Set task » Show all lines holding the string "this".

:: Data

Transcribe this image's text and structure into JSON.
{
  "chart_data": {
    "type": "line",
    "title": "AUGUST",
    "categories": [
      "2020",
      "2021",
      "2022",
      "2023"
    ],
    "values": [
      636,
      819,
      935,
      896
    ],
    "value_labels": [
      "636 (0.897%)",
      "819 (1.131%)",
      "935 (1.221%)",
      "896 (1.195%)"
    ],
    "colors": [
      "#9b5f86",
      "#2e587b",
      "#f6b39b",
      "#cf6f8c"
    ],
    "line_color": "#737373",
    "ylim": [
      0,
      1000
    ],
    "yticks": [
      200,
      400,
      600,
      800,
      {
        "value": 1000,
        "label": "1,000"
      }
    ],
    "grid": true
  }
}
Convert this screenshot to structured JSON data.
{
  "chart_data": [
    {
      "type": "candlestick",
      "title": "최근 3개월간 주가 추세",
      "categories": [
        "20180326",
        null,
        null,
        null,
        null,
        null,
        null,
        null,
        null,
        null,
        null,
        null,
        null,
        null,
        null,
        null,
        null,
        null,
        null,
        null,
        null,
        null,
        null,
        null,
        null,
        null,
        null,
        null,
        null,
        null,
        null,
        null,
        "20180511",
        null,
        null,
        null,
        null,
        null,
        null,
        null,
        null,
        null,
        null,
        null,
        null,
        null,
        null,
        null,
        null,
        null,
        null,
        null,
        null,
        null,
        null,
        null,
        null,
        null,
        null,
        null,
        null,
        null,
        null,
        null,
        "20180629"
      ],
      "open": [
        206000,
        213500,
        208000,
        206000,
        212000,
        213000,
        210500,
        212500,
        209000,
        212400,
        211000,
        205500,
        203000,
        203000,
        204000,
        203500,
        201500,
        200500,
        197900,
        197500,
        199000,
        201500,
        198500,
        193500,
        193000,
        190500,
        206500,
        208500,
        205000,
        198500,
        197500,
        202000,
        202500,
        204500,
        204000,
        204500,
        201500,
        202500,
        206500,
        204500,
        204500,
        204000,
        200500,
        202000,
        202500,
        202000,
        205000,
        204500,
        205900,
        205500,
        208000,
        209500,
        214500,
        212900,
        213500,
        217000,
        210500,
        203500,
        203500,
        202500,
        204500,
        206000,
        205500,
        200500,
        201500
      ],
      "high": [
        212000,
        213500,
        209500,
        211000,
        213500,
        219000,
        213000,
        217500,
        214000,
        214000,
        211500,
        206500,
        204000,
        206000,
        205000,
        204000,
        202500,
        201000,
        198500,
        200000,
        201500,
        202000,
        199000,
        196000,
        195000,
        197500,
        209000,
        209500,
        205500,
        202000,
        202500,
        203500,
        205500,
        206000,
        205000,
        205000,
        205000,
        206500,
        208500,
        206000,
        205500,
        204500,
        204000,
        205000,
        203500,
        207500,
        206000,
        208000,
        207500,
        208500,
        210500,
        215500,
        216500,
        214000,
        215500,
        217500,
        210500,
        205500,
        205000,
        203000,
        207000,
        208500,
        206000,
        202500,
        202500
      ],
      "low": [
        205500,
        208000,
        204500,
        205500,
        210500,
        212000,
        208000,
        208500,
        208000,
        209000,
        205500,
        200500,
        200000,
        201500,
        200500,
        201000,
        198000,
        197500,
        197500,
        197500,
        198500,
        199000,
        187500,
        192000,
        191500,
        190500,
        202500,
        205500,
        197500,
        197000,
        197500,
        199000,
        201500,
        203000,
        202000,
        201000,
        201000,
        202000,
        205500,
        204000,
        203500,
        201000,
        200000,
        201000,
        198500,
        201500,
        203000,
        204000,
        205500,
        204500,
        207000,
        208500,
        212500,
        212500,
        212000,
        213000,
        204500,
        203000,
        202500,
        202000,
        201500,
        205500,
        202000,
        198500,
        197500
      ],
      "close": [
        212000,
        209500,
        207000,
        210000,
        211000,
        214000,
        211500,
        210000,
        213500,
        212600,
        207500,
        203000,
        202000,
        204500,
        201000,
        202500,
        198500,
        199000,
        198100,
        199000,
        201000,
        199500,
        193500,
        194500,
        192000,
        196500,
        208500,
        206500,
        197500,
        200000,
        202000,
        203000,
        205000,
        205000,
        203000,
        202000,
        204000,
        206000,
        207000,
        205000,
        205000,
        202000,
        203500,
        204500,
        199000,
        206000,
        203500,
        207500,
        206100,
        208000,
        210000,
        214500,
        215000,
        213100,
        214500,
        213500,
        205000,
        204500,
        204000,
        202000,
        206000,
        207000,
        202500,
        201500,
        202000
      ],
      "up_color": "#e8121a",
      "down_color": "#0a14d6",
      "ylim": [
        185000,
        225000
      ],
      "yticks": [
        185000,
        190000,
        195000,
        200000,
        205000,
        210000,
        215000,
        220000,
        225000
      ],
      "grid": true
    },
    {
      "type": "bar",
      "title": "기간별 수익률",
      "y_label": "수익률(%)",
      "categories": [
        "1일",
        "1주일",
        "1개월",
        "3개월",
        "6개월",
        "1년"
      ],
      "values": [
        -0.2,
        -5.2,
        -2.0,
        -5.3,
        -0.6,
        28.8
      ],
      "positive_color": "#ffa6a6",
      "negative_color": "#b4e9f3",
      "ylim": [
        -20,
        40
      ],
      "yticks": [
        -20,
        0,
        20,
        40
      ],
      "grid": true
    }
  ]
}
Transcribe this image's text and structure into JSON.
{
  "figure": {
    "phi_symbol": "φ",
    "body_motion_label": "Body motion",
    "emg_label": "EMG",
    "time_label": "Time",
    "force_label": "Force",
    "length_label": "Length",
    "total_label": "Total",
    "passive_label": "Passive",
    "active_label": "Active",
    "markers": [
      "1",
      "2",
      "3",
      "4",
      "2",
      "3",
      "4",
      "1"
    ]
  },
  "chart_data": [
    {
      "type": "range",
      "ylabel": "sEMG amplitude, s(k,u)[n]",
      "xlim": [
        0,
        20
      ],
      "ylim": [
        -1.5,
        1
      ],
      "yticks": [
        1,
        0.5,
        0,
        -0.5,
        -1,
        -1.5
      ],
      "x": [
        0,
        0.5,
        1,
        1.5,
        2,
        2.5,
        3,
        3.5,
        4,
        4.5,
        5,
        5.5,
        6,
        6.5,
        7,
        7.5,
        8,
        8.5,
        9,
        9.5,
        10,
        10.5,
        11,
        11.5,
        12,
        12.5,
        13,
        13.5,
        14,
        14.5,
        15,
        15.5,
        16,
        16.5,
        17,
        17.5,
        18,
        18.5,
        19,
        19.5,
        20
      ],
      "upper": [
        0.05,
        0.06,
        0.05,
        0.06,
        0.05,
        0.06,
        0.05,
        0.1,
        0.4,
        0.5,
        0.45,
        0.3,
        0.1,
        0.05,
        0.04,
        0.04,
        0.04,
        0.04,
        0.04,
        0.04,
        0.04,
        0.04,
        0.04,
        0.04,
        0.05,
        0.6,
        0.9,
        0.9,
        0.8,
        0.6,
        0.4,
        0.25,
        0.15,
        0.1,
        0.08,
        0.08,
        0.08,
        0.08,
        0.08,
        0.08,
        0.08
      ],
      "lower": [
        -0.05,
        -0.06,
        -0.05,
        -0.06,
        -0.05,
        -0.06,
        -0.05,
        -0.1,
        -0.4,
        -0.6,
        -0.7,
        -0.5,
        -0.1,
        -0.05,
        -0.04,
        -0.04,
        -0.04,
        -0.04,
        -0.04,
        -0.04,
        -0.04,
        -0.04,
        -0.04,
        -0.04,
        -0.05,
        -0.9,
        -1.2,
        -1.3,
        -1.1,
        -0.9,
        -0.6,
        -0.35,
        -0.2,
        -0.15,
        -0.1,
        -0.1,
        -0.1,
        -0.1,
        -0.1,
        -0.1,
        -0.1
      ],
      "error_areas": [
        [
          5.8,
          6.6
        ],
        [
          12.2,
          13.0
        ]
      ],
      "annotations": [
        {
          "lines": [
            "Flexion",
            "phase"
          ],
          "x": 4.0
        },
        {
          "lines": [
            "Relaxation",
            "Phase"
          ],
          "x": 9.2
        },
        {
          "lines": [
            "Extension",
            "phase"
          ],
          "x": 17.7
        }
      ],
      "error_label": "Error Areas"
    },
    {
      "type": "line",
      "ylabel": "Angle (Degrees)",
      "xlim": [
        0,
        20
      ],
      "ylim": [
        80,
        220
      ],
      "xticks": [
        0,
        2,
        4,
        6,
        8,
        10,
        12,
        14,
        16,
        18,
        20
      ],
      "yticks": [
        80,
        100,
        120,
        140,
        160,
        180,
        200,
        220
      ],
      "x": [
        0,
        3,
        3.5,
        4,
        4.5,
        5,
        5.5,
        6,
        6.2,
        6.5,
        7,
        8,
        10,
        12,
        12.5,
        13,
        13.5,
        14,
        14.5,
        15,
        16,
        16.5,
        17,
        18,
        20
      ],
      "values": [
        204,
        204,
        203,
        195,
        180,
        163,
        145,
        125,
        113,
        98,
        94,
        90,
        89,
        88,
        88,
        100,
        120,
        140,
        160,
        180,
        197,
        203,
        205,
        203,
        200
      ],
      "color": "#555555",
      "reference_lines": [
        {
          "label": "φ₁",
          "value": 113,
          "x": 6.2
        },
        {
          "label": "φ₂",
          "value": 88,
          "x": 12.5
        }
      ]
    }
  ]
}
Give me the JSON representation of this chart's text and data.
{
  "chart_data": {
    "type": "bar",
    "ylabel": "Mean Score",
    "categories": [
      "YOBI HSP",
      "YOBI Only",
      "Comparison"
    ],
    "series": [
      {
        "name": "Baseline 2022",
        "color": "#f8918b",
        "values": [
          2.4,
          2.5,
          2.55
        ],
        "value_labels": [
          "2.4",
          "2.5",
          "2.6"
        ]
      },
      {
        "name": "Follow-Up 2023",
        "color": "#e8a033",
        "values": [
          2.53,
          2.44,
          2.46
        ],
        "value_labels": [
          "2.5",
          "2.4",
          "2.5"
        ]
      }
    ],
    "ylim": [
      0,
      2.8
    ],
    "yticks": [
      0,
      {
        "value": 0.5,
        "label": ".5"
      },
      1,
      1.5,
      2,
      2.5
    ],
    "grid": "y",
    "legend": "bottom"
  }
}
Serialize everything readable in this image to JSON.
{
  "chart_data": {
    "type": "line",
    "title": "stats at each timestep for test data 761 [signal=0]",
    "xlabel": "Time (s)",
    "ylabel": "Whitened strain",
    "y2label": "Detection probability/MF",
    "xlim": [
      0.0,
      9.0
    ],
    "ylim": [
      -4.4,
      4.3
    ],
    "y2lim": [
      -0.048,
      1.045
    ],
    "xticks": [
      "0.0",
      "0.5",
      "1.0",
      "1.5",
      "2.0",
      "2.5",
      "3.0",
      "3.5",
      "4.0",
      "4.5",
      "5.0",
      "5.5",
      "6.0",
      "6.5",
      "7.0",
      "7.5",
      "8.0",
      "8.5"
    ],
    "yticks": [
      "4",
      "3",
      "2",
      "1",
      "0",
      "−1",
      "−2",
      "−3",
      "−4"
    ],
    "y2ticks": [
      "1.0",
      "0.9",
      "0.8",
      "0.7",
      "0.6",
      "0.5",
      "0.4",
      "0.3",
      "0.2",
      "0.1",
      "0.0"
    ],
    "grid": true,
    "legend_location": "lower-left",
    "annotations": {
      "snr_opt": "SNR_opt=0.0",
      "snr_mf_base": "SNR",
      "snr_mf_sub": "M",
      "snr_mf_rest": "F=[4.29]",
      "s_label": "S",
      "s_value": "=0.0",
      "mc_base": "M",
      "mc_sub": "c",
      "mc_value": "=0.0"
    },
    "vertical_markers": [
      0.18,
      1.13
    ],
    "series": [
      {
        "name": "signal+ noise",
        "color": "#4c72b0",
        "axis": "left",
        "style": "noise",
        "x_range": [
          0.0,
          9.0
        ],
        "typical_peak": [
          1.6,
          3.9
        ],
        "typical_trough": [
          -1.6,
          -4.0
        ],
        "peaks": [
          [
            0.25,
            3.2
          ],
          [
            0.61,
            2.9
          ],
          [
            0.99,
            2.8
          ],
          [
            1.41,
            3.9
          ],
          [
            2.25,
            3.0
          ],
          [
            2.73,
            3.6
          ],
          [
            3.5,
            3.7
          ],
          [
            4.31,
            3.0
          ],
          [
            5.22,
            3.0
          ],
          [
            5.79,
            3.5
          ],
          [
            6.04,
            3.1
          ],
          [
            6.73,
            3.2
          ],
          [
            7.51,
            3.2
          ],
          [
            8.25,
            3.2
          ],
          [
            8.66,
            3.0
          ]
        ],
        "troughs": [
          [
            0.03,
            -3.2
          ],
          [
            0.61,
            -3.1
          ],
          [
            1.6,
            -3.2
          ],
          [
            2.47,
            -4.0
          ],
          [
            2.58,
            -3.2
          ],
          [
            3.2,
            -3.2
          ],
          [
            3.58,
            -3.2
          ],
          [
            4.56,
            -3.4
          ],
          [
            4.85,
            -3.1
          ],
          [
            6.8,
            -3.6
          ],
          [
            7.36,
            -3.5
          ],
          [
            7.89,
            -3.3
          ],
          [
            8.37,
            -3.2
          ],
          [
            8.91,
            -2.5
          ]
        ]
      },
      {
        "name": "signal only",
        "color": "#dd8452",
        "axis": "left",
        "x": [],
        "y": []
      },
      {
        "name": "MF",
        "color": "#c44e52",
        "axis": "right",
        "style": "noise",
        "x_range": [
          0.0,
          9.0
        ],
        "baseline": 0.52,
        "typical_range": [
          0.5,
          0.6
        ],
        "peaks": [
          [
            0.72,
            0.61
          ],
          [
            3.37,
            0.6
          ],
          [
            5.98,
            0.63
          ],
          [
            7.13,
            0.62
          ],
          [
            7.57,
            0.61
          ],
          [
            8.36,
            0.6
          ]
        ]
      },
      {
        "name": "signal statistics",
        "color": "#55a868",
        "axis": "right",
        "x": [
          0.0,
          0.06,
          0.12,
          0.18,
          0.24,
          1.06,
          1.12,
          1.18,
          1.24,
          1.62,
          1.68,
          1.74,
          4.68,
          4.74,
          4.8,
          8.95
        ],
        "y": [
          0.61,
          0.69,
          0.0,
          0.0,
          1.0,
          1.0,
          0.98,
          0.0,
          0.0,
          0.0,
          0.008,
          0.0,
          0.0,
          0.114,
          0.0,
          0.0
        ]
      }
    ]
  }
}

::::

Correct response »
Transcribe this image's text and structure into JSON.
Convert this screenshot to structured JSON data.
Transcribe this image's text and structure into JSON.
Give me the JSON representation of this chart's text and data.
Serialize everything readable in this image to JSON.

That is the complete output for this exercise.